The exercise: All material below is to be reproduced exactly.

#### Recorded information

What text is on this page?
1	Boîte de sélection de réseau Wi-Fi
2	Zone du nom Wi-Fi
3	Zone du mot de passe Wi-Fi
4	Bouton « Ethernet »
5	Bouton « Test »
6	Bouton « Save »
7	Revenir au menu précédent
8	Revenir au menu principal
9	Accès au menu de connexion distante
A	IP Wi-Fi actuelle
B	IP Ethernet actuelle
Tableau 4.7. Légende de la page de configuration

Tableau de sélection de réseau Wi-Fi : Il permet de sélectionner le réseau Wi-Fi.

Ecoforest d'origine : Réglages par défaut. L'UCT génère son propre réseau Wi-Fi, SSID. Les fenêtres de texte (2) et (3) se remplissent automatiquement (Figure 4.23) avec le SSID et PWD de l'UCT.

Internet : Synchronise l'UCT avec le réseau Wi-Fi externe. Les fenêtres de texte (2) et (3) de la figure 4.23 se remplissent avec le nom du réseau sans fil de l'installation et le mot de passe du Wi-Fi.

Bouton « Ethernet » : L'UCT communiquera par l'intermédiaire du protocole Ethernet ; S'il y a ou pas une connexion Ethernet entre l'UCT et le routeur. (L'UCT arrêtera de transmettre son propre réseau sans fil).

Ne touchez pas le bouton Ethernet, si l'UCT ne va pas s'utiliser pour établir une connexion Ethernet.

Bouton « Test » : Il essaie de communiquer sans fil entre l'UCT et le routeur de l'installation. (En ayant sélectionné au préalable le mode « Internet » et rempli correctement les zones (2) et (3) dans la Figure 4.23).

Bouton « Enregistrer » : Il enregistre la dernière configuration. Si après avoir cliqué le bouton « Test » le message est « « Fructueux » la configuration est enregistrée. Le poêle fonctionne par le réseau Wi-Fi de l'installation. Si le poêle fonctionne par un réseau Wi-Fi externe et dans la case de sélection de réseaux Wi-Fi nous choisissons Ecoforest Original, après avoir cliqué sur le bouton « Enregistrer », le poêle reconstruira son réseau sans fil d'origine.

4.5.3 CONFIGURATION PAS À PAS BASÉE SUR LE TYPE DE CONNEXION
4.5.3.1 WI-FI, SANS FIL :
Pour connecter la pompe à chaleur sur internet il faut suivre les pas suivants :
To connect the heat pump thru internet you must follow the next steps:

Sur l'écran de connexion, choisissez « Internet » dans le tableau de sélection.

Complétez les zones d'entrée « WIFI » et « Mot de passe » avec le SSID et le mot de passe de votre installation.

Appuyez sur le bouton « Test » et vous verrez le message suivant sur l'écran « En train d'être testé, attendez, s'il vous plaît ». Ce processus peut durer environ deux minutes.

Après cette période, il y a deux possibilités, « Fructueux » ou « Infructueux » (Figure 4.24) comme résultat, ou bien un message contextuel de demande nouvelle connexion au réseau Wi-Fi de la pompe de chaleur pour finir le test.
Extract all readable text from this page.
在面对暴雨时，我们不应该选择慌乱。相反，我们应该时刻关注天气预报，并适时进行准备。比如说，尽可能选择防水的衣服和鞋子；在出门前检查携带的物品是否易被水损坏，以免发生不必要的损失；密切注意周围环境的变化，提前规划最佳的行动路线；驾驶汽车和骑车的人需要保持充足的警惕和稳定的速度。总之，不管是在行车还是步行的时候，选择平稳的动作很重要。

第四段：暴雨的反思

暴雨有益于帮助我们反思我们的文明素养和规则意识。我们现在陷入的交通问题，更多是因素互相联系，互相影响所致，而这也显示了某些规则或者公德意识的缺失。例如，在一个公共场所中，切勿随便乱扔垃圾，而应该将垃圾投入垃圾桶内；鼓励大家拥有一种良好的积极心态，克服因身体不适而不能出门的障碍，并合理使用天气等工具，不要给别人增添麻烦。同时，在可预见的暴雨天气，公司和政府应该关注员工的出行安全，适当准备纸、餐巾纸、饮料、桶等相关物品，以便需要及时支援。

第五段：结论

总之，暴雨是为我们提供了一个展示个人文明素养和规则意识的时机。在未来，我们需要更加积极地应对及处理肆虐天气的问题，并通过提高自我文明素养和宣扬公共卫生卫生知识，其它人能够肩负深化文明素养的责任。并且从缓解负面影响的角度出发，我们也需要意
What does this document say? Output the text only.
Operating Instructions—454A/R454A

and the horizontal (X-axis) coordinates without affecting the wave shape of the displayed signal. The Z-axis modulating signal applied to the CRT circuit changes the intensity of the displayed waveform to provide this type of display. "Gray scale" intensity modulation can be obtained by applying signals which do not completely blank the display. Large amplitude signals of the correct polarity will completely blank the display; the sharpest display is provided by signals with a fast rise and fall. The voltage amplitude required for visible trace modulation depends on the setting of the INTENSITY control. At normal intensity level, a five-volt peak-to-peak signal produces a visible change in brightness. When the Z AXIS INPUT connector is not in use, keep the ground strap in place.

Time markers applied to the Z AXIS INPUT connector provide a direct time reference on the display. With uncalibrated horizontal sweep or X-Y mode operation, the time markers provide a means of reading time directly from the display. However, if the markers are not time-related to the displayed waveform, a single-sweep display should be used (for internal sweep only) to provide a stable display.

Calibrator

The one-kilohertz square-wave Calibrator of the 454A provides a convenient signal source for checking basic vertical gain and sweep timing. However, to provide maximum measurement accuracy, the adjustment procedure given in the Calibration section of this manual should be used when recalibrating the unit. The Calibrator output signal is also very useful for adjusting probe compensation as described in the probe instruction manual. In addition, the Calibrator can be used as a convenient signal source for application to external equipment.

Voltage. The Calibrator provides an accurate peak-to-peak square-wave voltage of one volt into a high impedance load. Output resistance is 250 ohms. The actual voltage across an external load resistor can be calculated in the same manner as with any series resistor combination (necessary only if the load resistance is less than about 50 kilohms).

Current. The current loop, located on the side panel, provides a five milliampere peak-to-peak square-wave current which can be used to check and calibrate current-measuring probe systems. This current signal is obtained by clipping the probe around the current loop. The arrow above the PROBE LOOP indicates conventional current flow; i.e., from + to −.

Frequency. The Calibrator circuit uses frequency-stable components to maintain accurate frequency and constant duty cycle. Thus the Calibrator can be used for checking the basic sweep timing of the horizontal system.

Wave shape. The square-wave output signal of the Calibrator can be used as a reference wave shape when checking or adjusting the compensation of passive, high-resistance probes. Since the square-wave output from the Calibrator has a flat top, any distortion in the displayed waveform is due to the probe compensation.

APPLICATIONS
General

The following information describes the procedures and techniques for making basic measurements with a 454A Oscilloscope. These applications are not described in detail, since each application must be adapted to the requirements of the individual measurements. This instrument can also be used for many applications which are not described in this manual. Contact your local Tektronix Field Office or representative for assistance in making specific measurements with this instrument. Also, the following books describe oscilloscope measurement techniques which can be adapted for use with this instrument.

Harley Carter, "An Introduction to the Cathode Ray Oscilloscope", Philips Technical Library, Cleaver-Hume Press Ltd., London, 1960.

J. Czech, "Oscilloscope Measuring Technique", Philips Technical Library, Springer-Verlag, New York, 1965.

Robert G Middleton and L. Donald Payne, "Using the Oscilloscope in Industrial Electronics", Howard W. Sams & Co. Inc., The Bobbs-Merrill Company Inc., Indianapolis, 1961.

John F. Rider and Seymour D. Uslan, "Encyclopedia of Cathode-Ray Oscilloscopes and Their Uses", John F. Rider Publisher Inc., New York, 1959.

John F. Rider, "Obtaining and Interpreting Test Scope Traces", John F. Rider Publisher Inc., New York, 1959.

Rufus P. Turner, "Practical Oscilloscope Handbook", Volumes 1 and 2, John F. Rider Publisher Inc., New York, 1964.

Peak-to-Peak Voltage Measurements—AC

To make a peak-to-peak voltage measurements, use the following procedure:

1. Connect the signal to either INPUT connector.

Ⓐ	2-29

########

Completed exercise:
What text is on this page?
1	Boîte de sélection de réseau Wi-Fi
2	Zone du nom Wi-Fi
3	Zone du mot de passe Wi-Fi
4	Bouton « Ethernet »
5	Bouton « Test »
6	Bouton « Save »
7	Revenir au menu précédent
8	Revenir au menu principal
9	Accès au menu de connexion distante
A	IP Wi-Fi actuelle
B	IP Ethernet actuelle
Tableau 4.7. Légende de la page de configuration

Tableau de sélection de réseau Wi-Fi : Il permet de sélectionner le réseau Wi-Fi.

Ecoforest d'origine : Réglages par défaut. L'UCT génère son propre réseau Wi-Fi, SSID. Les fenêtres de texte (2) et (3) se remplissent automatiquement (Figure 4.23) avec le SSID et PWD de l'UCT.

Internet : Synchronise l'UCT avec le réseau Wi-Fi externe. Les fenêtres de texte (2) et (3) de la figure 4.23 se remplissent avec le nom du réseau sans fil de l'installation et le mot de passe du Wi-Fi.

Bouton « Ethernet » : L'UCT communiquera par l'intermédiaire du protocole Ethernet ; S'il y a ou pas une connexion Ethernet entre l'UCT et le routeur. (L'UCT arrêtera de transmettre son propre réseau sans fil).

Ne touchez pas le bouton Ethernet, si l'UCT ne va pas s'utiliser pour établir une connexion Ethernet.

Bouton « Test » : Il essaie de communiquer sans fil entre l'UCT et le routeur de l'installation. (En ayant sélectionné au préalable le mode « Internet » et rempli correctement les zones (2) et (3) dans la Figure 4.23).

Bouton « Enregistrer » : Il enregistre la dernière configuration. Si après avoir cliqué le bouton « Test » le message est « « Fructueux » la configuration est enregistrée. Le poêle fonctionne par le réseau Wi-Fi de l'installation. Si le poêle fonctionne par un réseau Wi-Fi externe et dans la case de sélection de réseaux Wi-Fi nous choisissons Ecoforest Original, après avoir cliqué sur le bouton « Enregistrer », le poêle reconstruira son réseau sans fil d'origine.

4.5.3 CONFIGURATION PAS À PAS BASÉE SUR LE TYPE DE CONNEXION
4.5.3.1 WI-FI, SANS FIL :
Pour connecter la pompe à chaleur sur internet il faut suivre les pas suivants :
To connect the heat pump thru internet you must follow the next steps:

Sur l'écran de connexion, choisissez « Internet » dans le tableau de sélection.

Complétez les zones d'entrée « WIFI » et « Mot de passe » avec le SSID et le mot de passe de votre installation.

Appuyez sur le bouton « Test » et vous verrez le message suivant sur l'écran « En train d'être testé, attendez, s'il vous plaît ». Ce processus peut durer environ deux minutes.

Après cette période, il y a deux possibilités, « Fructueux » ou « Infructueux » (Figure 4.24) comme résultat, ou bien un message contextuel de demande nouvelle connexion au réseau Wi-Fi de la pompe de chaleur pour finir le test.
Extract all readable text from this page.
在面对暴雨时，我们不应该选择慌乱。相反，我们应该时刻关注天气预报，并适时进行准备。比如说，尽可能选择防水的衣服和鞋子；在出门前检查携带的物品是否易被水损坏，以免发生不必要的损失；密切注意周围环境的变化，提前规划最佳的行动路线；驾驶汽车和骑车的人需要保持充足的警惕和稳定的速度。总之，不管是在行车还是步行的时候，选择平稳的动作很重要。

第四段：暴雨的反思

暴雨有益于帮助我们反思我们的文明素养和规则意识。我们现在陷入的交通问题，更多是因素互相联系，互相影响所致，而这也显示了某些规则或者公德意识的缺失。例如，在一个公共场所中，切勿随便乱扔垃圾，而应该将垃圾投入垃圾桶内；鼓励大家拥有一种良好的积极心态，克服因身体不适而不能出门的障碍，并合理使用天气等工具，不要给别人增添麻烦。同时，在可预见的暴雨天气，公司和政府应该关注员工的出行安全，适当准备纸、餐巾纸、饮料、桶等相关物品，以便需要及时支援。

第五段：结论

总之，暴雨是为我们提供了一个展示个人文明素养和规则意识的时机。在未来，我们需要更加积极地应对及处理肆虐天气的问题，并通过提高自我文明素养和宣扬公共卫生卫生知识，其它人能够肩负深化文明素养的责任。并且从缓解负面影响的角度出发，我们也需要意
What does this document say? Output the text only.
Operating Instructions—454A/R454A

and the horizontal (X-axis) coordinates without affecting the wave shape of the displayed signal. The Z-axis modulating signal applied to the CRT circuit changes the intensity of the displayed waveform to provide this type of display. "Gray scale" intensity modulation can be obtained by applying signals which do not completely blank the display. Large amplitude signals of the correct polarity will completely blank the display; the sharpest display is provided by signals with a fast rise and fall. The voltage amplitude required for visible trace modulation depends on the setting of the INTENSITY control. At normal intensity level, a five-volt peak-to-peak signal produces a visible change in brightness. When the Z AXIS INPUT connector is not in use, keep the ground strap in place.

Time markers applied to the Z AXIS INPUT connector provide a direct time reference on the display. With uncalibrated horizontal sweep or X-Y mode operation, the time markers provide a means of reading time directly from the display. However, if the markers are not time-related to the displayed waveform, a single-sweep display should be used (for internal sweep only) to provide a stable display.

Calibrator

The one-kilohertz square-wave Calibrator of the 454A provides a convenient signal source for checking basic vertical gain and sweep timing. However, to provide maximum measurement accuracy, the adjustment procedure given in the Calibration section of this manual should be used when recalibrating the unit. The Calibrator output signal is also very useful for adjusting probe compensation as described in the probe instruction manual. In addition, the Calibrator can be used as a convenient signal source for application to external equipment.

Voltage. The Calibrator provides an accurate peak-to-peak square-wave voltage of one volt into a high impedance load. Output resistance is 250 ohms. The actual voltage across an external load resistor can be calculated in the same manner as with any series resistor combination (necessary only if the load resistance is less than about 50 kilohms).

Current. The current loop, located on the side panel, provides a five milliampere peak-to-peak square-wave current which can be used to check and calibrate current-measuring probe systems. This current signal is obtained by clipping the probe around the current loop. The arrow above the PROBE LOOP indicates conventional current flow; i.e., from + to −.

Frequency. The Calibrator circuit uses frequency-stable components to maintain accurate frequency and constant duty cycle. Thus the Calibrator can be used for checking the basic sweep timing of the horizontal system.

Wave shape. The square-wave output signal of the Calibrator can be used as a reference wave shape when checking or adjusting the compensation of passive, high-resistance probes. Since the square-wave output from the Calibrator has a flat top, any distortion in the displayed waveform is due to the probe compensation.

APPLICATIONS
General

The following information describes the procedures and techniques for making basic measurements with a 454A Oscilloscope. These applications are not described in detail, since each application must be adapted to the requirements of the individual measurements. This instrument can also be used for many applications which are not described in this manual. Contact your local Tektronix Field Office or representative for assistance in making specific measurements with this instrument. Also, the following books describe oscilloscope measurement techniques which can be adapted for use with this instrument.

Harley Carter, "An Introduction to the Cathode Ray Oscilloscope", Philips Technical Library, Cleaver-Hume Press Ltd., London, 1960.

J. Czech, "Oscilloscope Measuring Technique", Philips Technical Library, Springer-Verlag, New York, 1965.

Robert G Middleton and L. Donald Payne, "Using the Oscilloscope in Industrial Electronics", Howard W. Sams & Co. Inc., The Bobbs-Merrill Company Inc., Indianapolis, 1961.

John F. Rider and Seymour D. Uslan, "Encyclopedia of Cathode-Ray Oscilloscopes and Their Uses", John F. Rider Publisher Inc., New York, 1959.

John F. Rider, "Obtaining and Interpreting Test Scope Traces", John F. Rider Publisher Inc., New York, 1959.

Rufus P. Turner, "Practical Oscilloscope Handbook", Volumes 1 and 2, John F. Rider Publisher Inc., New York, 1964.

Peak-to-Peak Voltage Measurements—AC

To make a peak-to-peak voltage measurements, use the following procedure:

1. Connect the signal to either INPUT connector.

Ⓐ	2-29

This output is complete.